--- Data for this exercise ---

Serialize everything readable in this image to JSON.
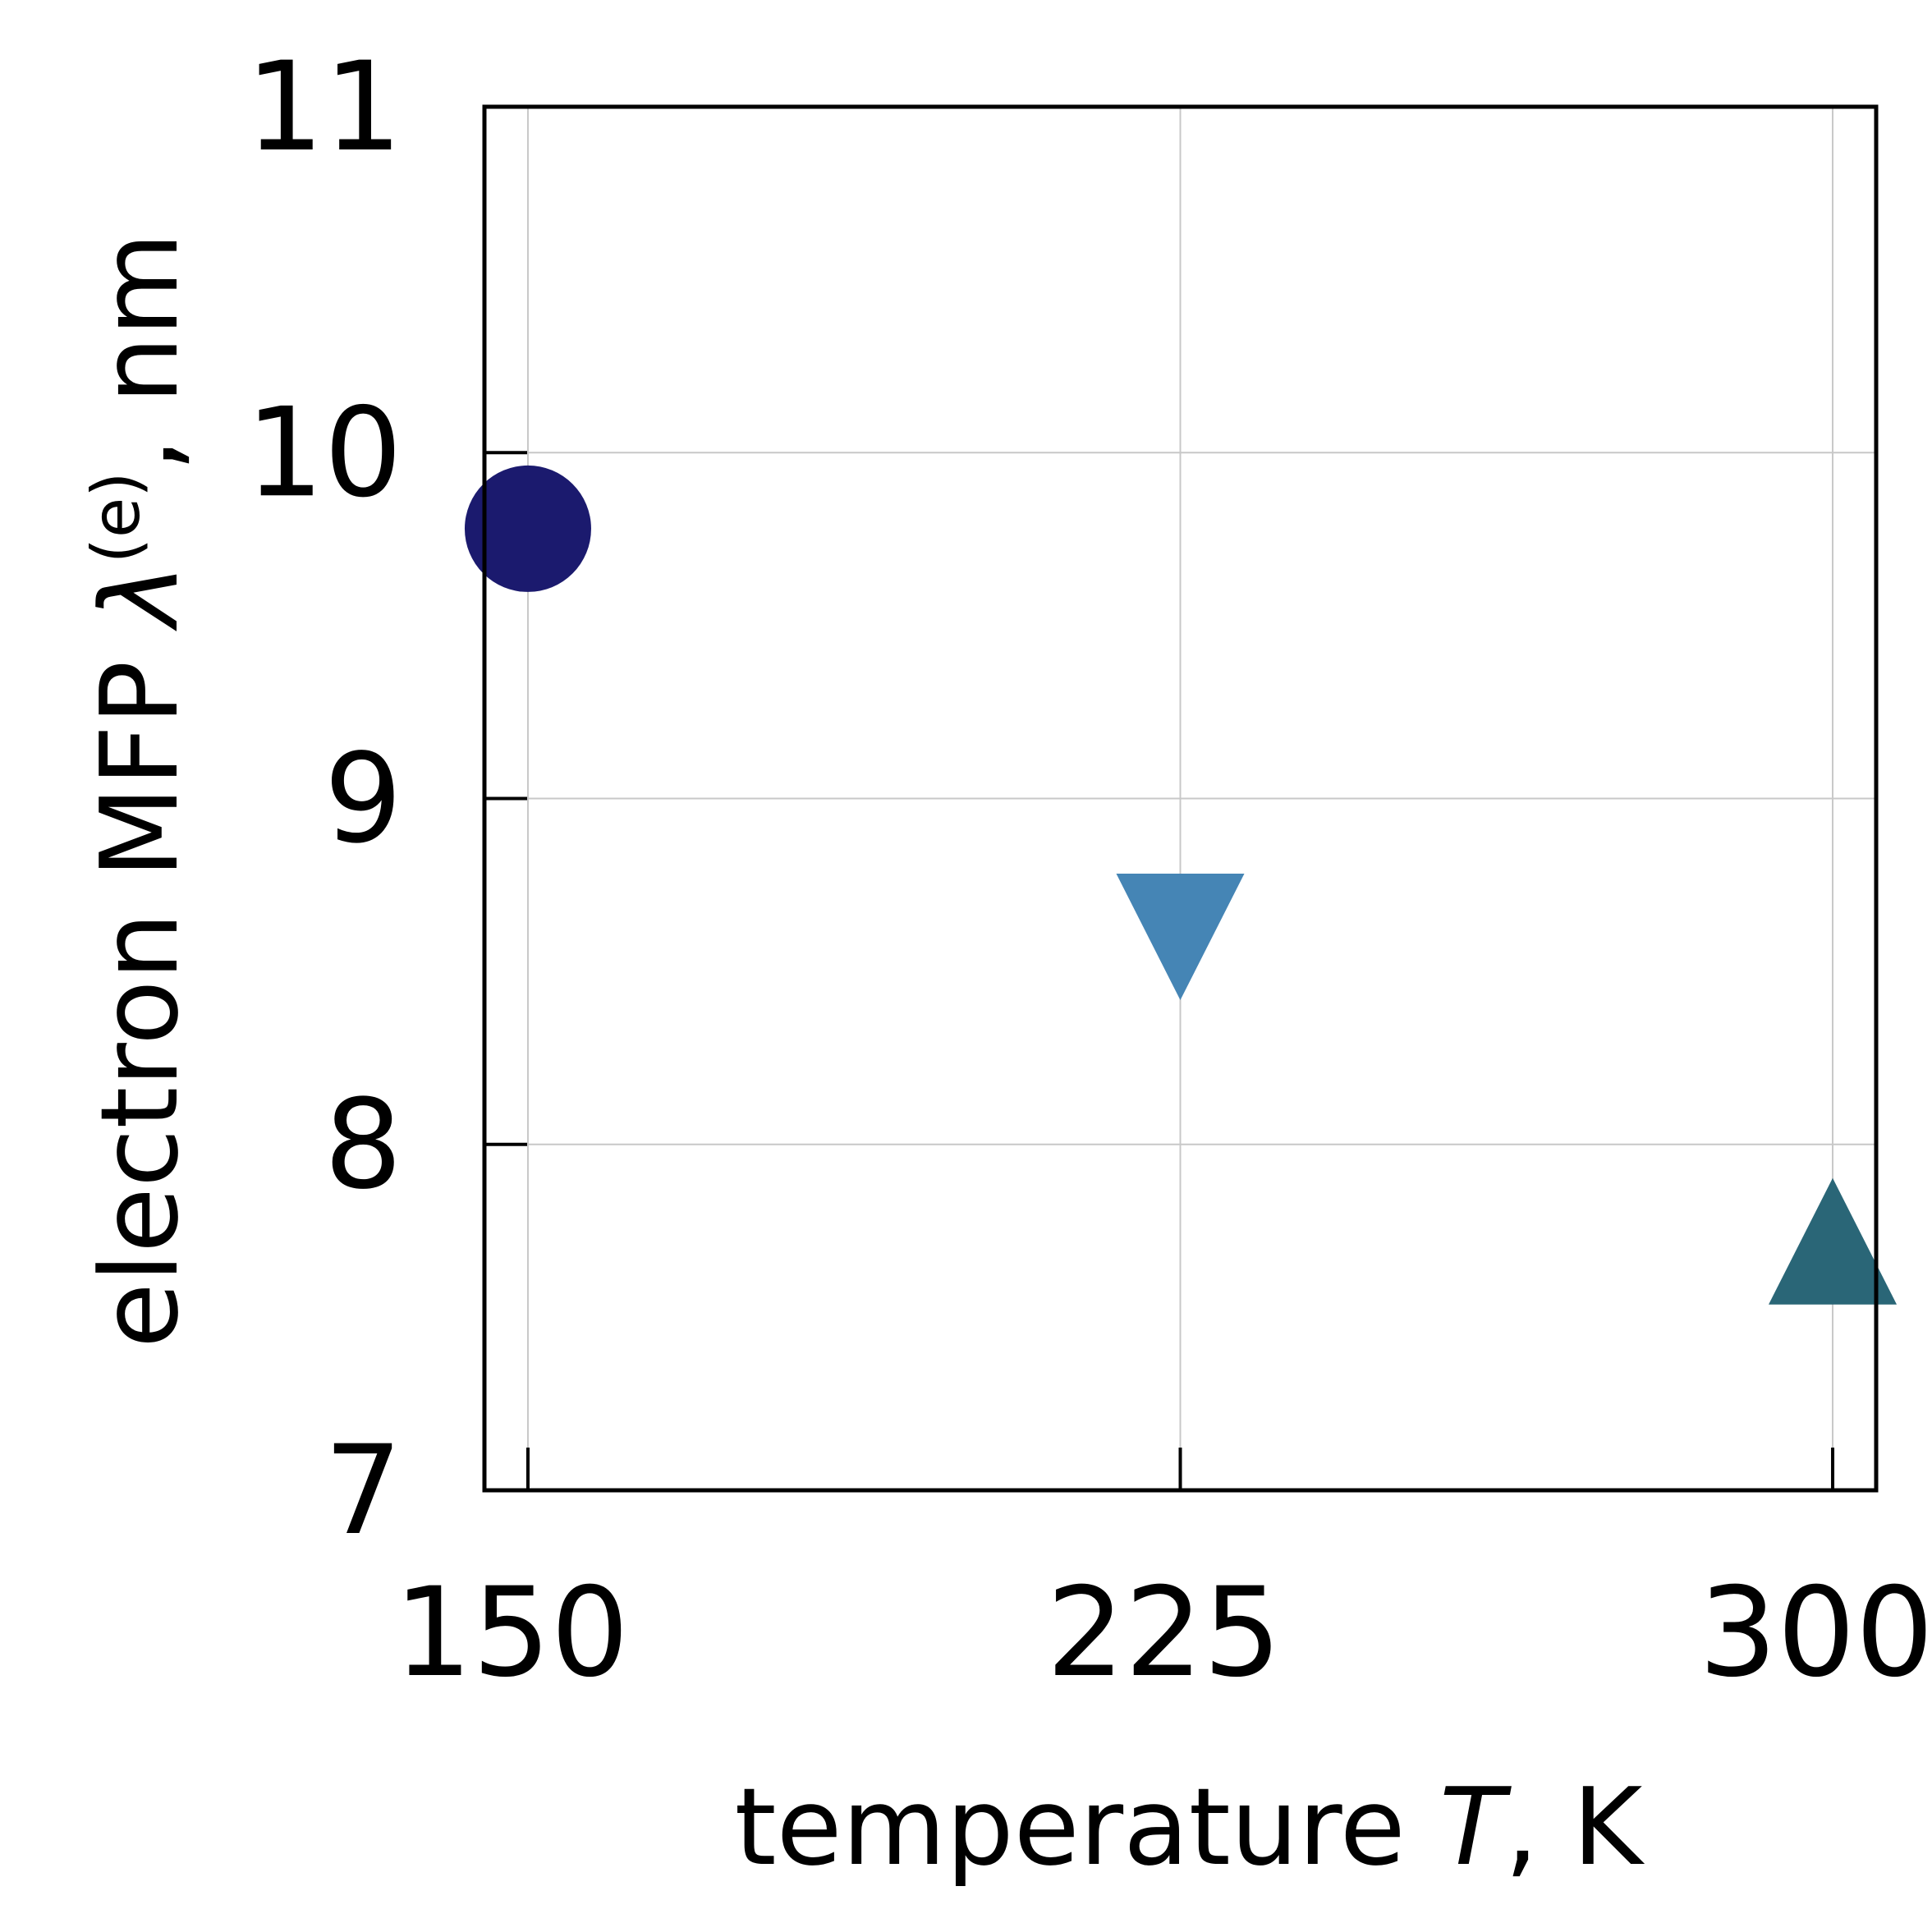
{
  "chart_data": {
    "type": "scatter",
    "title": "",
    "xlabel_parts": {
      "prefix": "temperature ",
      "symbol": "T",
      "suffix": ", K"
    },
    "ylabel_parts": {
      "prefix": "electron MFP ",
      "symbol": "λ",
      "superscript": "(e)",
      "suffix": ", nm"
    },
    "xlim": [
      145,
      305
    ],
    "ylim": [
      7,
      11
    ],
    "xticks": [
      "150",
      "225",
      "300"
    ],
    "yticks": [
      "7",
      "8",
      "9",
      "10",
      "11"
    ],
    "grid": true,
    "series": [
      {
        "x": 150,
        "y": 9.78,
        "marker": "circle",
        "color": "#1b1a6e"
      },
      {
        "x": 225,
        "y": 8.6,
        "marker": "triangle-down",
        "color": "#4585b5"
      },
      {
        "x": 300,
        "y": 7.72,
        "marker": "triangle-up",
        "color": "#2a6677"
      }
    ]
  }
}
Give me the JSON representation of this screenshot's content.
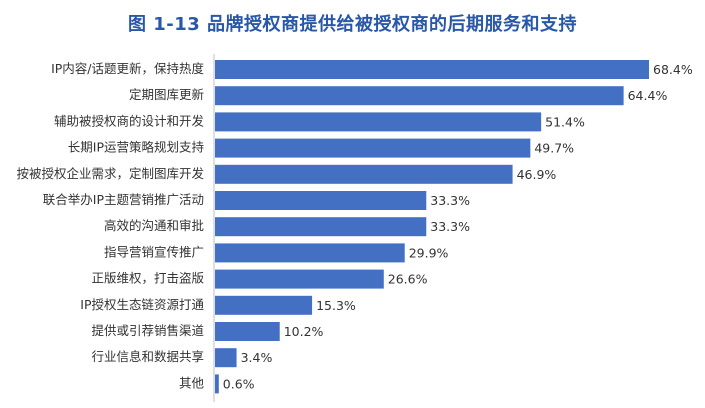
{
  "title": "图 1-13  品牌授权商提供给被授权商的后期服务和支持",
  "chart_data": {
    "type": "bar",
    "orientation": "horizontal",
    "title": "图 1-13  品牌授权商提供给被授权商的后期服务和支持",
    "xlabel": "",
    "ylabel": "",
    "xlim": [
      0,
      70
    ],
    "grid": false,
    "legend": "none",
    "bar_color": "#4470c4",
    "categories": [
      "IP内容/话题更新，保持热度",
      "定期图库更新",
      "辅助被授权商的设计和开发",
      "长期IP运营策略规划支持",
      "按被授权企业需求，定制图库开发",
      "联合举办IP主题营销推广活动",
      "高效的沟通和审批",
      "指导营销宣传推广",
      "正版维权，打击盗版",
      "IP授权生态链资源打通",
      "提供或引荐销售渠道",
      "行业信息和数据共享",
      "其他"
    ],
    "values": [
      68.4,
      64.4,
      51.4,
      49.7,
      46.9,
      33.3,
      33.3,
      29.9,
      26.6,
      15.3,
      10.2,
      3.4,
      0.6
    ],
    "value_labels": [
      "68.4%",
      "64.4%",
      "51.4%",
      "49.7%",
      "46.9%",
      "33.3%",
      "33.3%",
      "29.9%",
      "26.6%",
      "15.3%",
      "10.2%",
      "3.4%",
      "0.6%"
    ]
  }
}
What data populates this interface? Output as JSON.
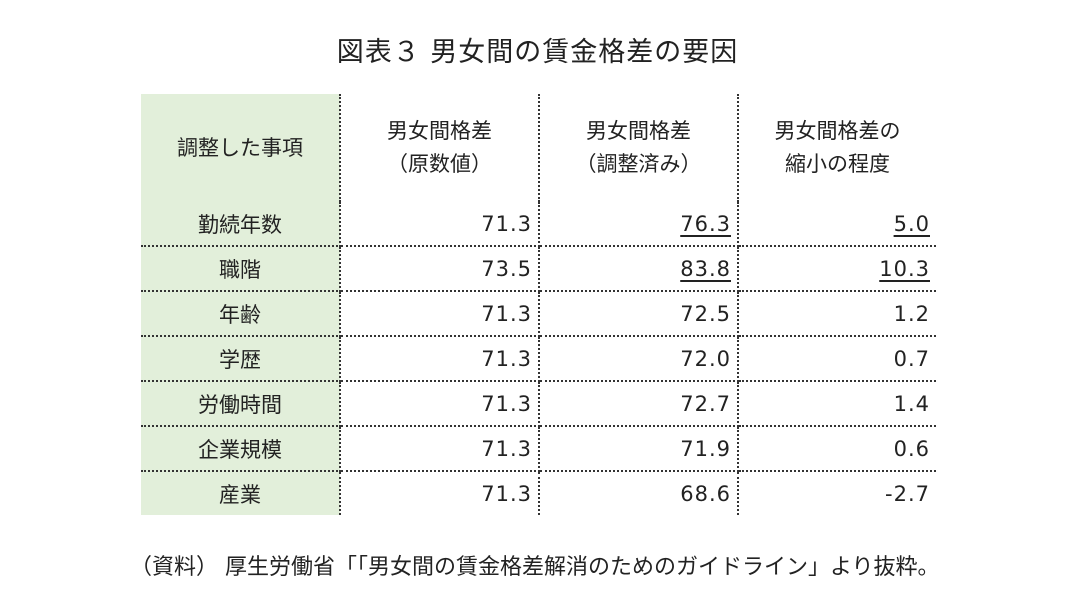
{
  "title": "図表３ 男女間の賃金格差の要因",
  "table": {
    "headers": {
      "item": "調整した事項",
      "raw_line1": "男女間格差",
      "raw_line2": "（原数値）",
      "adj_line1": "男女間格差",
      "adj_line2": "（調整済み）",
      "shrink_line1": "男女間格差の",
      "shrink_line2": "縮小の程度"
    },
    "rows": [
      {
        "label": "勤続年数",
        "raw": "71.3",
        "adjusted": "76.3",
        "reduction": "5.0"
      },
      {
        "label": "職階",
        "raw": "73.5",
        "adjusted": "83.8",
        "reduction": "10.3"
      },
      {
        "label": "年齢",
        "raw": "71.3",
        "adjusted": "72.5",
        "reduction": "1.2"
      },
      {
        "label": "学歴",
        "raw": "71.3",
        "adjusted": "72.0",
        "reduction": "0.7"
      },
      {
        "label": "労働時間",
        "raw": "71.3",
        "adjusted": "72.7",
        "reduction": "1.4"
      },
      {
        "label": "企業規模",
        "raw": "71.3",
        "adjusted": "71.9",
        "reduction": "0.6"
      },
      {
        "label": "産業",
        "raw": "71.3",
        "adjusted": "68.6",
        "reduction": "-2.7"
      }
    ]
  },
  "source": "（資料） 厚生労働省「「男女間の賃金格差解消のためのガイドライン」より抜粋。",
  "colors": {
    "header_bg": "#e2efda",
    "grid": "#333333"
  }
}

---

Your answer should be one number: how many lines in the material above contain the string "prefix".

2